- AVAILABLE RECORDS
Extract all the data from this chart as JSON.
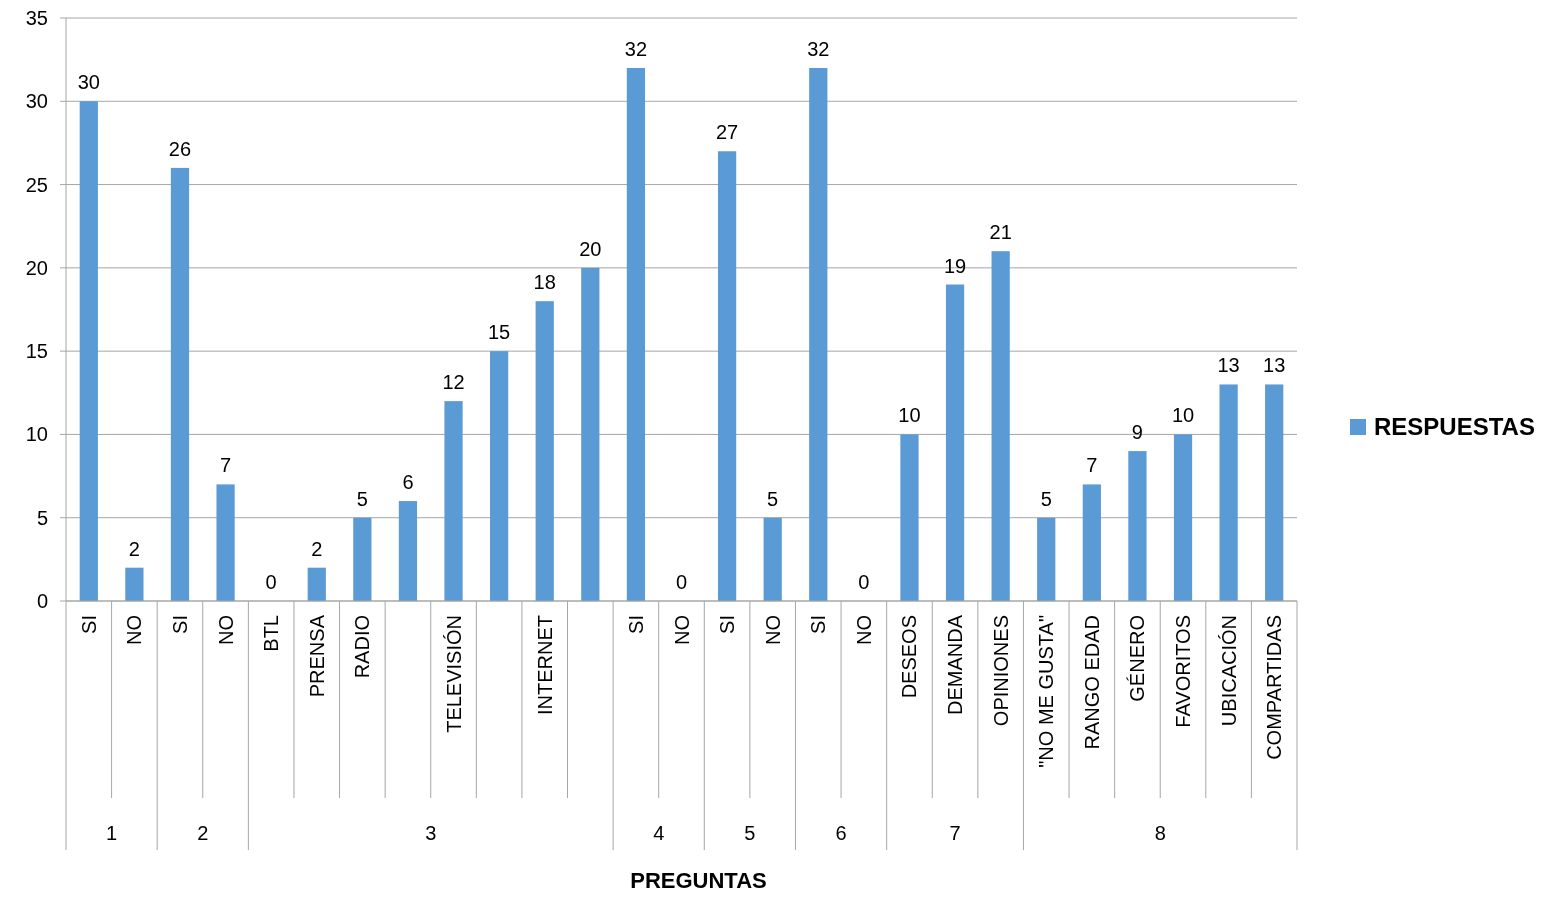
{
  "chart_data": {
    "type": "bar",
    "xlabel": "PREGUNTAS",
    "categories": [
      "SI",
      "NO",
      "SI",
      "NO",
      "BTL",
      "PRENSA",
      "RADIO",
      null,
      "TELEVISIÓN",
      null,
      "INTERNET",
      null,
      "SI",
      "NO",
      "SI",
      "NO",
      "SI",
      "NO",
      "DESEOS",
      "DEMANDA",
      "OPINIONES",
      "\"NO ME GUSTA\"",
      "RANGO EDAD",
      "GÉNERO",
      "FAVORITOS",
      "UBICACIÓN",
      "COMPARTIDAS"
    ],
    "series": [
      {
        "name": "RESPUESTAS",
        "color": "#5b9bd5",
        "values": [
          30,
          2,
          26,
          7,
          0,
          2,
          5,
          6,
          12,
          15,
          18,
          20,
          32,
          0,
          27,
          5,
          32,
          0,
          10,
          19,
          21,
          5,
          7,
          9,
          10,
          13,
          13
        ]
      }
    ],
    "annotations": [
      "1",
      "2",
      "3",
      "4",
      "5",
      "6",
      "7",
      "8"
    ],
    "ylim": [
      0,
      35
    ],
    "yticks": [
      0,
      5,
      10,
      15,
      20,
      25,
      30,
      35
    ],
    "grid": "y",
    "legend": "right",
    "data_labels": true
  }
}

- EXERCISE DETAILS
Leave out the pictures and copy everything else in the records word for word.

- RESULT OF THE EXERCISE
Extract all the data from this chart as JSON.
{
  "chart_data": {
    "type": "bar",
    "xlabel": "PREGUNTAS",
    "categories": [
      "SI",
      "NO",
      "SI",
      "NO",
      "BTL",
      "PRENSA",
      "RADIO",
      null,
      "TELEVISIÓN",
      null,
      "INTERNET",
      null,
      "SI",
      "NO",
      "SI",
      "NO",
      "SI",
      "NO",
      "DESEOS",
      "DEMANDA",
      "OPINIONES",
      "\"NO ME GUSTA\"",
      "RANGO EDAD",
      "GÉNERO",
      "FAVORITOS",
      "UBICACIÓN",
      "COMPARTIDAS"
    ],
    "series": [
      {
        "name": "RESPUESTAS",
        "color": "#5b9bd5",
        "values": [
          30,
          2,
          26,
          7,
          0,
          2,
          5,
          6,
          12,
          15,
          18,
          20,
          32,
          0,
          27,
          5,
          32,
          0,
          10,
          19,
          21,
          5,
          7,
          9,
          10,
          13,
          13
        ]
      }
    ],
    "annotations": [
      "1",
      "2",
      "3",
      "4",
      "5",
      "6",
      "7",
      "8"
    ],
    "ylim": [
      0,
      35
    ],
    "yticks": [
      0,
      5,
      10,
      15,
      20,
      25,
      30,
      35
    ],
    "grid": "y",
    "legend": "right",
    "data_labels": true
  }
}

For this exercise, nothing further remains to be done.